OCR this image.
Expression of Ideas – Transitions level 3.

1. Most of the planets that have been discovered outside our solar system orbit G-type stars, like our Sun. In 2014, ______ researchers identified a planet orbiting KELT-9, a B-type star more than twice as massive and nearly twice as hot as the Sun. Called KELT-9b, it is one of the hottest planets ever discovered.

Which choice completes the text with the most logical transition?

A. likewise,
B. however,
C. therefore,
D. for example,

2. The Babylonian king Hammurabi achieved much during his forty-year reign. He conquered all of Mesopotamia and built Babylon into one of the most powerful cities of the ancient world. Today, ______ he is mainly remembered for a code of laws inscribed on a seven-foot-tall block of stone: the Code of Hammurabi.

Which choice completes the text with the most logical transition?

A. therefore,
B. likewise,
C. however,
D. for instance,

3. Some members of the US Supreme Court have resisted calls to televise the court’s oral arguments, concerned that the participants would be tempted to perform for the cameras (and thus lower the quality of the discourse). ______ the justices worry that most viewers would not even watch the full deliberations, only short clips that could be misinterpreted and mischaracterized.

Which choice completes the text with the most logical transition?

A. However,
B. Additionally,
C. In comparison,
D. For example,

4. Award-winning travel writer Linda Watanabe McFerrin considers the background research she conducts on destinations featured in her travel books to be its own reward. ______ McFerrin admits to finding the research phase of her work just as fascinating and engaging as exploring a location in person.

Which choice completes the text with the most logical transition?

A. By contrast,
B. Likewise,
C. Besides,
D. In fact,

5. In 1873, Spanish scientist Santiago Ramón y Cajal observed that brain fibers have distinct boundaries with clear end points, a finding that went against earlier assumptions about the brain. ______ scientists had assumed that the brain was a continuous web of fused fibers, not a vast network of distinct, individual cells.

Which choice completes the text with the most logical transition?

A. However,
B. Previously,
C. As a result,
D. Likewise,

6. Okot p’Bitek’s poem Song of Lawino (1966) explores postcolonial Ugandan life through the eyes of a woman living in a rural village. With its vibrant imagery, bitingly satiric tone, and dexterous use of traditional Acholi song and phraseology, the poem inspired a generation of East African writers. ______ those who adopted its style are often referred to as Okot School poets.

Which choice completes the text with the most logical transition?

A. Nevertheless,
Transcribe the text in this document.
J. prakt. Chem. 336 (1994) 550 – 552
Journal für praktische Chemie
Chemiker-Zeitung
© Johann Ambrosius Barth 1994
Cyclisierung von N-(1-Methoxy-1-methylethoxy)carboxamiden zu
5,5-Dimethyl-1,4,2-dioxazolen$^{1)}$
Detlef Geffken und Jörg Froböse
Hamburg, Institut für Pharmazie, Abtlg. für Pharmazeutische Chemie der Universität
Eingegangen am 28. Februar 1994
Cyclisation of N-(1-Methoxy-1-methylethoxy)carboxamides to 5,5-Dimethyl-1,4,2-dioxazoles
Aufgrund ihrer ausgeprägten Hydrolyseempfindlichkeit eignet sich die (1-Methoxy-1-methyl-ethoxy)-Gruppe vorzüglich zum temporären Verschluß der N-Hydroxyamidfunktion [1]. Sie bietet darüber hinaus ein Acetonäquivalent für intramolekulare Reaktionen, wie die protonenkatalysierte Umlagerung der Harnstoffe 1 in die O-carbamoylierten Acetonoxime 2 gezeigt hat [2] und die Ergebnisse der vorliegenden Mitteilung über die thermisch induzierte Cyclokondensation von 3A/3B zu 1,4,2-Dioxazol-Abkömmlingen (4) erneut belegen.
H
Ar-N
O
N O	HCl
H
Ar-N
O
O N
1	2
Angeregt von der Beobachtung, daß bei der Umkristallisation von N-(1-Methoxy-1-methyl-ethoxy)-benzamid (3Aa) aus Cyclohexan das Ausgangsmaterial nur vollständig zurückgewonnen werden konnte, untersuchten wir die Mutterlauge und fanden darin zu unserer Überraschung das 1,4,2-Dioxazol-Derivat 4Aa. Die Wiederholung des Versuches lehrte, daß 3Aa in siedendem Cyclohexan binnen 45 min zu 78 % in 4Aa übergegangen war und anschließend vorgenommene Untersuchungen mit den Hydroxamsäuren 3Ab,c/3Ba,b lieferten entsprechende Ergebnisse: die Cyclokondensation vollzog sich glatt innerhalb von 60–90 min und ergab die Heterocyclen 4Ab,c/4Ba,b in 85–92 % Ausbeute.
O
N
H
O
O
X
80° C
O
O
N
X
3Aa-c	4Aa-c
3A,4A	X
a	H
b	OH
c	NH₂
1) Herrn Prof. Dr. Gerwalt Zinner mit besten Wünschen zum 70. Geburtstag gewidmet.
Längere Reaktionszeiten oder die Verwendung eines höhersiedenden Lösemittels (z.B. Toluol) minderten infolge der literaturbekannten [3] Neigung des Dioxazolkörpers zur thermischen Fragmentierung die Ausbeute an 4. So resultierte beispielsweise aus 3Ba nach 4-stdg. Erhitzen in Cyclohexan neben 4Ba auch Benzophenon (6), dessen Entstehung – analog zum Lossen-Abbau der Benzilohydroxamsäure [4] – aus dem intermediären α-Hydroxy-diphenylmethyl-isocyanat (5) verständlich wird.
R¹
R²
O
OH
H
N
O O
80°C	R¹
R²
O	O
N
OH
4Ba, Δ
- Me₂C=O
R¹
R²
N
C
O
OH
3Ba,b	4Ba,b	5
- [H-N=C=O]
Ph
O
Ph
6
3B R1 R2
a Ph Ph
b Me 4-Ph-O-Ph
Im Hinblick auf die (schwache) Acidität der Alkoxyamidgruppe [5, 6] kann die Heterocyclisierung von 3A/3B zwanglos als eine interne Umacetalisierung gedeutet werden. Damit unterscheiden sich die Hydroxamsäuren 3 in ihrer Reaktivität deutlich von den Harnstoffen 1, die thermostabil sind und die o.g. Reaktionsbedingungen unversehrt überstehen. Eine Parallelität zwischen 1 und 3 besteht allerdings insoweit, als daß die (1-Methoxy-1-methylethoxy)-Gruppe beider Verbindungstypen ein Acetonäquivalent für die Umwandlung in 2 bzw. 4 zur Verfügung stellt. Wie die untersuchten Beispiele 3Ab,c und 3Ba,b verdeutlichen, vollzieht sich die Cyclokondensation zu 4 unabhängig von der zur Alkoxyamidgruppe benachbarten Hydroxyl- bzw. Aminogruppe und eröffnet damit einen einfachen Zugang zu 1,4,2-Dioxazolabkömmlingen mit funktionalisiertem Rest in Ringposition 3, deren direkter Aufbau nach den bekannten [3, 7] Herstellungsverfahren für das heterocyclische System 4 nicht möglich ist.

=== Task details ===
All lines of the material that contain the word "this" should be listed.

=== Task output ===
OCR this image.
Transcribe the text in this document.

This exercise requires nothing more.